• [WAS ZU TUN IST]:
Tausche in den folgenden Zeilen „wind-arrow“ gegen „wind-vector“ aus und gib sie sonst unverändert wieder.

• [ROHDATEN]:
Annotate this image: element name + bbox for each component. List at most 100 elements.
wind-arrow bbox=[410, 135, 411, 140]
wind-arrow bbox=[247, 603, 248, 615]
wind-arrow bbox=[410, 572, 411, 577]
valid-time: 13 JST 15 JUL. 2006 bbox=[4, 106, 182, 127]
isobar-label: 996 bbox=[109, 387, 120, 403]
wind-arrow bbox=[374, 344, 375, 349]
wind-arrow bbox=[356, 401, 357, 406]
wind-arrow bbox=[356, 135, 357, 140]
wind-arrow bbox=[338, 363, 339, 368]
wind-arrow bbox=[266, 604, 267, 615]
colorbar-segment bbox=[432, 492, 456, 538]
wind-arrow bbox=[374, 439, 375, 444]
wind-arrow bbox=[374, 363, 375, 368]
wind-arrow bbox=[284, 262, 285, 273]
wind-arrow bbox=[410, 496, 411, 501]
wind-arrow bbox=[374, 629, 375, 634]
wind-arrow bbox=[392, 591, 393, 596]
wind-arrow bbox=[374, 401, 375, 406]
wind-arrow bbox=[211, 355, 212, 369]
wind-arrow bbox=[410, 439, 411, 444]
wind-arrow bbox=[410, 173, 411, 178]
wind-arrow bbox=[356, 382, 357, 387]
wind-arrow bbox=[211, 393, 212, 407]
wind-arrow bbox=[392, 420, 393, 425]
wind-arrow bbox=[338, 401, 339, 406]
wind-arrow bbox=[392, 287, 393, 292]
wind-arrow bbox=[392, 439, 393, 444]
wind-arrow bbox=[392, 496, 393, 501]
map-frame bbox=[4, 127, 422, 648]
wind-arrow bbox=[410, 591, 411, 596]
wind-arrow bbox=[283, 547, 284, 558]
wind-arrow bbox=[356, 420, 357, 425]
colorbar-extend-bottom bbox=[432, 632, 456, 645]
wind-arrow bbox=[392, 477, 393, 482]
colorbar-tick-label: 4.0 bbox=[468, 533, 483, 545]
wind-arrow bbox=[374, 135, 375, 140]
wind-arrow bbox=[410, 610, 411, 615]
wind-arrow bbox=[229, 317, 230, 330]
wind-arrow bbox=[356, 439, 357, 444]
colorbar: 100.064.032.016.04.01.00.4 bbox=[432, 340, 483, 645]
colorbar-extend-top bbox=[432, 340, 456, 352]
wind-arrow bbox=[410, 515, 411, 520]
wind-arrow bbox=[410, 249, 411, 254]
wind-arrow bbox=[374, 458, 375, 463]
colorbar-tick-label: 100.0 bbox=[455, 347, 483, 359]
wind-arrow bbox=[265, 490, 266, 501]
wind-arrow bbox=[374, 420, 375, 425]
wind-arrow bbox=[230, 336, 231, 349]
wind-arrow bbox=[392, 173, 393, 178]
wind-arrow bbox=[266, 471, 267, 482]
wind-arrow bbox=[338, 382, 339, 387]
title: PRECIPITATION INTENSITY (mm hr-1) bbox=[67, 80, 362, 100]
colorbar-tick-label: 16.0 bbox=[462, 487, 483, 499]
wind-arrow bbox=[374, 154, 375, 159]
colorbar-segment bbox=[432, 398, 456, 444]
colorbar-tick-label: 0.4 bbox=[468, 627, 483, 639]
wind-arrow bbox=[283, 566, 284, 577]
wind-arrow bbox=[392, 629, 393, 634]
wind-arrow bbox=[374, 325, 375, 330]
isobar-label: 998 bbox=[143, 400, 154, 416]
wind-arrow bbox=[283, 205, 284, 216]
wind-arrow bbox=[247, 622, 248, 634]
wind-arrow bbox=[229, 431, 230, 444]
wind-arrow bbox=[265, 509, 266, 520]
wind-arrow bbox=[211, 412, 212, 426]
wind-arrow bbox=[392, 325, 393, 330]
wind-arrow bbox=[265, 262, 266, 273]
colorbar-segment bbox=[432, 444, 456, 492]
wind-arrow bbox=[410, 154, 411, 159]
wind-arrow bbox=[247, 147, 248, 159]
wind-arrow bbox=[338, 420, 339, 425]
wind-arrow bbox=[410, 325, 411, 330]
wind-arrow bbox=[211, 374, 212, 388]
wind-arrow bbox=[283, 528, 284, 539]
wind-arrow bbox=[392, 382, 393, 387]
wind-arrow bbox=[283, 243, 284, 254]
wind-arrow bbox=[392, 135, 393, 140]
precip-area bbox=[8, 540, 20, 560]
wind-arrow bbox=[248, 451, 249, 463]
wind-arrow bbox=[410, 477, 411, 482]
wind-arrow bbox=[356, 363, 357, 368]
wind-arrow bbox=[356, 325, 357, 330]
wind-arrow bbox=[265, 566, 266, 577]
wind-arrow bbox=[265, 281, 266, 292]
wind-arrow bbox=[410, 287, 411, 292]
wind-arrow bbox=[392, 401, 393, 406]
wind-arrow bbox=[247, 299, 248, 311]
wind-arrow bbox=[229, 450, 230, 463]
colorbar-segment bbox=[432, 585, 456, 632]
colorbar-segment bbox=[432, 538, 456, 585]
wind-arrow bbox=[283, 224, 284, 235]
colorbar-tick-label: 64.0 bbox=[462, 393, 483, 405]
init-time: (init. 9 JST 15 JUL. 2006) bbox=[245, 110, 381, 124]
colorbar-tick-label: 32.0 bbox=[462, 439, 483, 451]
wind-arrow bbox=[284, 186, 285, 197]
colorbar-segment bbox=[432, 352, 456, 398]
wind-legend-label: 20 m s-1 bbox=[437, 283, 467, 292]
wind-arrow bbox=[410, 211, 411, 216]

• [ANTWORT]:
Annotate this image: element name + bbox for each component. List at most 100 elements.
wind-vector bbox=[410, 135, 411, 140]
wind-vector bbox=[247, 603, 248, 615]
wind-vector bbox=[410, 572, 411, 577]
valid-time: 13 JST 15 JUL. 2006 bbox=[4, 106, 182, 127]
isobar-label: 996 bbox=[109, 387, 120, 403]
wind-vector bbox=[374, 344, 375, 349]
wind-vector bbox=[356, 401, 357, 406]
wind-vector bbox=[356, 135, 357, 140]
wind-vector bbox=[338, 363, 339, 368]
wind-vector bbox=[266, 604, 267, 615]
colorbar-segment bbox=[432, 492, 456, 538]
wind-vector bbox=[374, 439, 375, 444]
wind-vector bbox=[374, 363, 375, 368]
wind-vector bbox=[284, 262, 285, 273]
wind-vector bbox=[410, 496, 411, 501]
wind-vector bbox=[374, 629, 375, 634]
wind-vector bbox=[392, 591, 393, 596]
wind-vector bbox=[374, 401, 375, 406]
wind-vector bbox=[211, 355, 212, 369]
wind-vector bbox=[410, 439, 411, 444]
wind-vector bbox=[410, 173, 411, 178]
wind-vector bbox=[356, 382, 357, 387]
wind-vector bbox=[211, 393, 212, 407]
wind-vector bbox=[392, 420, 393, 425]
wind-vector bbox=[338, 401, 339, 406]
wind-vector bbox=[392, 287, 393, 292]
wind-vector bbox=[392, 439, 393, 444]
wind-vector bbox=[392, 496, 393, 501]
map-frame bbox=[4, 127, 422, 648]
wind-vector bbox=[410, 591, 411, 596]
wind-vector bbox=[283, 547, 284, 558]
wind-vector bbox=[356, 420, 357, 425]
colorbar-extend-bottom bbox=[432, 632, 456, 645]
wind-vector bbox=[392, 477, 393, 482]
colorbar-tick-label: 4.0 bbox=[468, 533, 483, 545]
wind-vector bbox=[374, 135, 375, 140]
wind-vector bbox=[410, 610, 411, 615]
wind-vector bbox=[229, 317, 230, 330]
wind-vector bbox=[356, 439, 357, 444]
colorbar: 100.064.032.016.04.01.00.4 bbox=[432, 340, 483, 645]
colorbar-extend-top bbox=[432, 340, 456, 352]
wind-vector bbox=[410, 515, 411, 520]
wind-vector bbox=[410, 249, 411, 254]
wind-vector bbox=[374, 458, 375, 463]
colorbar-tick-label: 100.0 bbox=[455, 347, 483, 359]
wind-vector bbox=[265, 490, 266, 501]
wind-vector bbox=[374, 420, 375, 425]
wind-vector bbox=[230, 336, 231, 349]
wind-vector bbox=[392, 173, 393, 178]
wind-vector bbox=[266, 471, 267, 482]
wind-vector bbox=[338, 382, 339, 387]
title: PRECIPITATION INTENSITY (mm hr-1) bbox=[67, 80, 362, 100]
colorbar-tick-label: 16.0 bbox=[462, 487, 483, 499]
wind-vector bbox=[374, 154, 375, 159]
colorbar-segment bbox=[432, 398, 456, 444]
colorbar-tick-label: 0.4 bbox=[468, 627, 483, 639]
wind-vector bbox=[283, 566, 284, 577]
wind-vector bbox=[392, 629, 393, 634]
wind-vector bbox=[374, 325, 375, 330]
isobar-label: 998 bbox=[143, 400, 154, 416]
wind-vector bbox=[283, 205, 284, 216]
wind-vector bbox=[247, 622, 248, 634]
wind-vector bbox=[229, 431, 230, 444]
wind-vector bbox=[265, 509, 266, 520]
wind-vector bbox=[211, 412, 212, 426]
wind-vector bbox=[392, 325, 393, 330]
wind-vector bbox=[265, 262, 266, 273]
colorbar-segment bbox=[432, 444, 456, 492]
wind-vector bbox=[410, 154, 411, 159]
wind-vector bbox=[247, 147, 248, 159]
wind-vector bbox=[338, 420, 339, 425]
wind-vector bbox=[410, 325, 411, 330]
wind-vector bbox=[211, 374, 212, 388]
wind-vector bbox=[283, 528, 284, 539]
wind-vector bbox=[392, 382, 393, 387]
wind-vector bbox=[283, 243, 284, 254]
wind-vector bbox=[392, 135, 393, 140]
precip-area bbox=[8, 540, 20, 560]
wind-vector bbox=[248, 451, 249, 463]
wind-vector bbox=[410, 477, 411, 482]
wind-vector bbox=[356, 363, 357, 368]
wind-vector bbox=[356, 325, 357, 330]
wind-vector bbox=[265, 566, 266, 577]
wind-vector bbox=[265, 281, 266, 292]
wind-vector bbox=[410, 287, 411, 292]
wind-vector bbox=[392, 401, 393, 406]
wind-vector bbox=[247, 299, 248, 311]
wind-vector bbox=[229, 450, 230, 463]
colorbar-segment bbox=[432, 585, 456, 632]
colorbar-segment bbox=[432, 538, 456, 585]
wind-vector bbox=[283, 224, 284, 235]
colorbar-tick-label: 64.0 bbox=[462, 393, 483, 405]
init-time: (init. 9 JST 15 JUL. 2006) bbox=[245, 110, 381, 124]
colorbar-tick-label: 32.0 bbox=[462, 439, 483, 451]
wind-vector bbox=[284, 186, 285, 197]
colorbar-segment bbox=[432, 352, 456, 398]
wind-legend-label: 20 m s-1 bbox=[437, 283, 467, 292]
wind-vector bbox=[410, 211, 411, 216]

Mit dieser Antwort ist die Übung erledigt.